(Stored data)
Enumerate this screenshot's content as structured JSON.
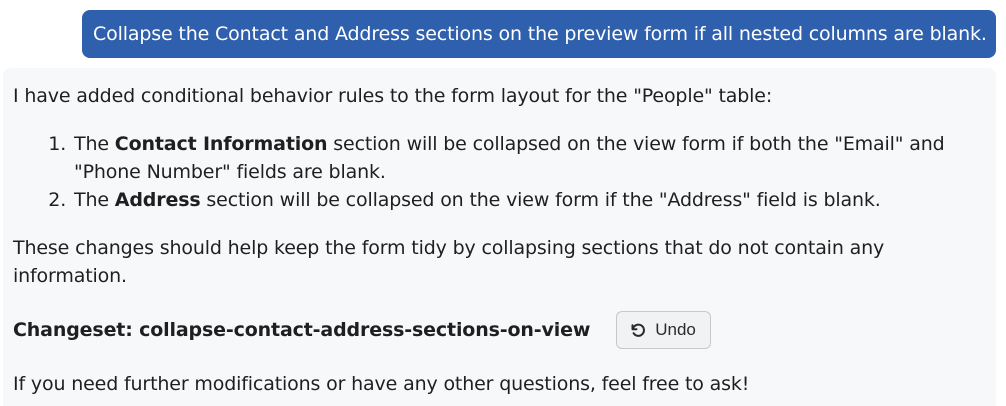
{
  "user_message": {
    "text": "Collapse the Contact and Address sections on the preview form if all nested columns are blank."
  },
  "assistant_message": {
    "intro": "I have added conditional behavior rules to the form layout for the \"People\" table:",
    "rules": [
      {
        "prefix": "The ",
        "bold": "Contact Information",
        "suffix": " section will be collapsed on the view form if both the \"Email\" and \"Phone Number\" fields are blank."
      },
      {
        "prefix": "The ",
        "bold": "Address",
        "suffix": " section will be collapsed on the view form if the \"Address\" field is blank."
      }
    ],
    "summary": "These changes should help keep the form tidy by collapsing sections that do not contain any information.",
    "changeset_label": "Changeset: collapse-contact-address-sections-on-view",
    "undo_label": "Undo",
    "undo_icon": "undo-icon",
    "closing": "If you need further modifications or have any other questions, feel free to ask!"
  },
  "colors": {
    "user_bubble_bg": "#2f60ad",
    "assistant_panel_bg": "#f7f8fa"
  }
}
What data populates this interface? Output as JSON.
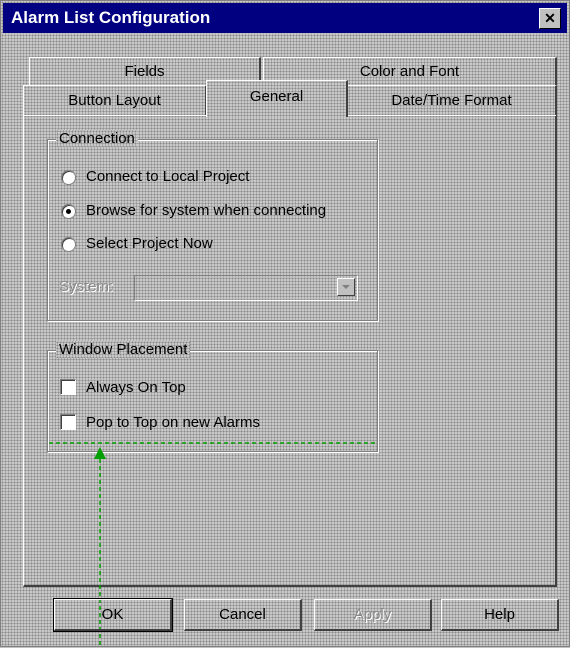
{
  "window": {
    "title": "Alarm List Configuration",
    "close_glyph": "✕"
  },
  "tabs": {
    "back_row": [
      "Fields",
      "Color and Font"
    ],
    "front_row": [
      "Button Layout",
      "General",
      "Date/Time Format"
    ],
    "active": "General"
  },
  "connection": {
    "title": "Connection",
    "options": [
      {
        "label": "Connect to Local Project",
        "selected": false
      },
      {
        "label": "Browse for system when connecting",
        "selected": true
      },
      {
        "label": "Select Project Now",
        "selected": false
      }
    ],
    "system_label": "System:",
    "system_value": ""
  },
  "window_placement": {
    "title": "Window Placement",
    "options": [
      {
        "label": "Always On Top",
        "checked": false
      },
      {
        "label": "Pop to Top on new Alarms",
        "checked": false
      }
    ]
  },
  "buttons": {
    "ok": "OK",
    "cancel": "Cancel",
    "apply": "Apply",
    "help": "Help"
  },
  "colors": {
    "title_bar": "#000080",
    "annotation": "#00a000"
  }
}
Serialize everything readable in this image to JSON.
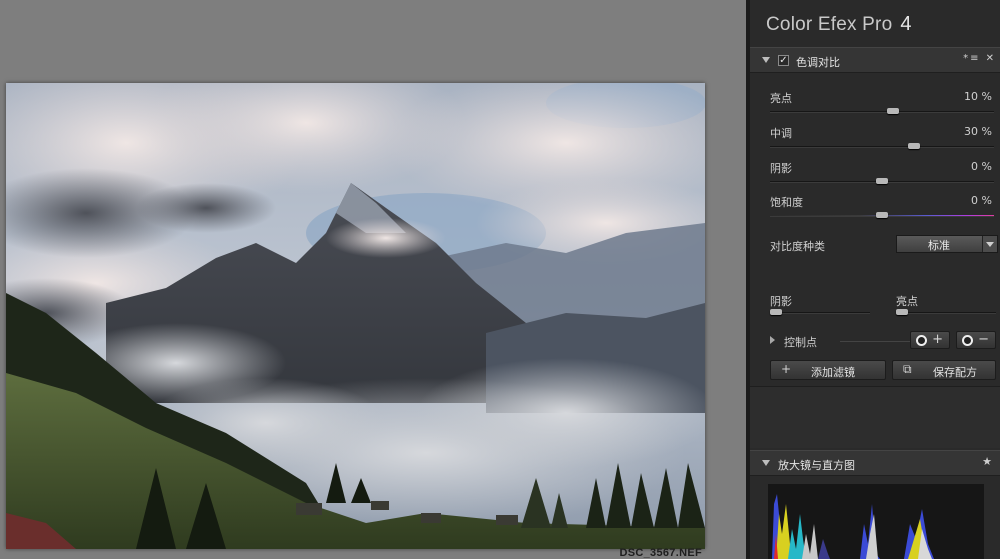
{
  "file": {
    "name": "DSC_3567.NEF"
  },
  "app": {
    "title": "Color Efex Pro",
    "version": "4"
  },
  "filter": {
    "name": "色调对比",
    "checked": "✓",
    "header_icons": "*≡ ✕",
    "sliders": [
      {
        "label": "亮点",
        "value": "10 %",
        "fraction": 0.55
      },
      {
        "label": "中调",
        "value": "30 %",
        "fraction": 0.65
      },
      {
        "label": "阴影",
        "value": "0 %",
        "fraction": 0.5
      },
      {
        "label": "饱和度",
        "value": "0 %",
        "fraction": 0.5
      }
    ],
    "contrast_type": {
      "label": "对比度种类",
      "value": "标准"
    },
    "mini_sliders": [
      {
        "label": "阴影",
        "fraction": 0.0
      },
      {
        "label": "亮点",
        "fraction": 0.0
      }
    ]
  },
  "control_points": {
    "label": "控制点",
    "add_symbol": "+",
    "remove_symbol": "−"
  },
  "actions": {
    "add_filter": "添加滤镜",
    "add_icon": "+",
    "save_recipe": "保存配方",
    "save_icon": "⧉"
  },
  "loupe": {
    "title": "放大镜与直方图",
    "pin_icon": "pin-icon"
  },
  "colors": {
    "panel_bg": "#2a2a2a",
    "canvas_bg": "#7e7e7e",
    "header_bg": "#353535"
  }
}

**EXERCISE AIM**
The entries above are to be returned exactly, without their pictures.

**ANSWER TO THE EXERCISE**
Enumerate this screenshot's content as structured JSON.
{
  "user_message": {
    "text": "Collapse the Contact and Address sections on the preview form if all nested columns are blank."
  },
  "assistant_message": {
    "intro": "I have added conditional behavior rules to the form layout for the \"People\" table:",
    "rules": [
      {
        "prefix": "The ",
        "bold": "Contact Information",
        "suffix": " section will be collapsed on the view form if both the \"Email\" and \"Phone Number\" fields are blank."
      },
      {
        "prefix": "The ",
        "bold": "Address",
        "suffix": " section will be collapsed on the view form if the \"Address\" field is blank."
      }
    ],
    "summary": "These changes should help keep the form tidy by collapsing sections that do not contain any information.",
    "changeset_label": "Changeset: collapse-contact-address-sections-on-view",
    "undo_label": "Undo",
    "undo_icon": "undo-icon",
    "closing": "If you need further modifications or have any other questions, feel free to ask!"
  },
  "colors": {
    "user_bubble_bg": "#2f60ad",
    "assistant_panel_bg": "#f7f8fa"
  }
}
What data populates this interface? Output as JSON.
{
  "window": {
    "title": "Alarm List Configuration",
    "close_glyph": "✕"
  },
  "tabs": {
    "back_row": [
      "Fields",
      "Color and Font"
    ],
    "front_row": [
      "Button Layout",
      "General",
      "Date/Time Format"
    ],
    "active": "General"
  },
  "connection": {
    "title": "Connection",
    "options": [
      {
        "label": "Connect to Local Project",
        "selected": false
      },
      {
        "label": "Browse for system when connecting",
        "selected": true
      },
      {
        "label": "Select Project Now",
        "selected": false
      }
    ],
    "system_label": "System:",
    "system_value": ""
  },
  "window_placement": {
    "title": "Window Placement",
    "options": [
      {
        "label": "Always On Top",
        "checked": false
      },
      {
        "label": "Pop to Top on new Alarms",
        "checked": false
      }
    ]
  },
  "buttons": {
    "ok": "OK",
    "cancel": "Cancel",
    "apply": "Apply",
    "help": "Help"
  },
  "colors": {
    "title_bar": "#000080",
    "annotation": "#00a000"
  }
}
Serialize everything readable in this image to JSON.
{
  "file": {
    "name": "DSC_3567.NEF"
  },
  "app": {
    "title": "Color Efex Pro",
    "version": "4"
  },
  "filter": {
    "name": "色调对比",
    "checked": "✓",
    "header_icons": "*≡ ✕",
    "sliders": [
      {
        "label": "亮点",
        "value": "10 %",
        "fraction": 0.55
      },
      {
        "label": "中调",
        "value": "30 %",
        "fraction": 0.65
      },
      {
        "label": "阴影",
        "value": "0 %",
        "fraction": 0.5
      },
      {
        "label": "饱和度",
        "value": "0 %",
        "fraction": 0.5
      }
    ],
    "contrast_type": {
      "label": "对比度种类",
      "value": "标准"
    },
    "mini_sliders": [
      {
        "label": "阴影",
        "fraction": 0.0
      },
      {
        "label": "亮点",
        "fraction": 0.0
      }
    ]
  },
  "control_points": {
    "label": "控制点",
    "add_symbol": "+",
    "remove_symbol": "−"
  },
  "actions": {
    "add_filter": "添加滤镜",
    "add_icon": "+",
    "save_recipe": "保存配方",
    "save_icon": "⧉"
  },
  "loupe": {
    "title": "放大镜与直方图",
    "pin_icon": "pin-icon"
  },
  "colors": {
    "panel_bg": "#2a2a2a",
    "canvas_bg": "#7e7e7e",
    "header_bg": "#353535"
  }
}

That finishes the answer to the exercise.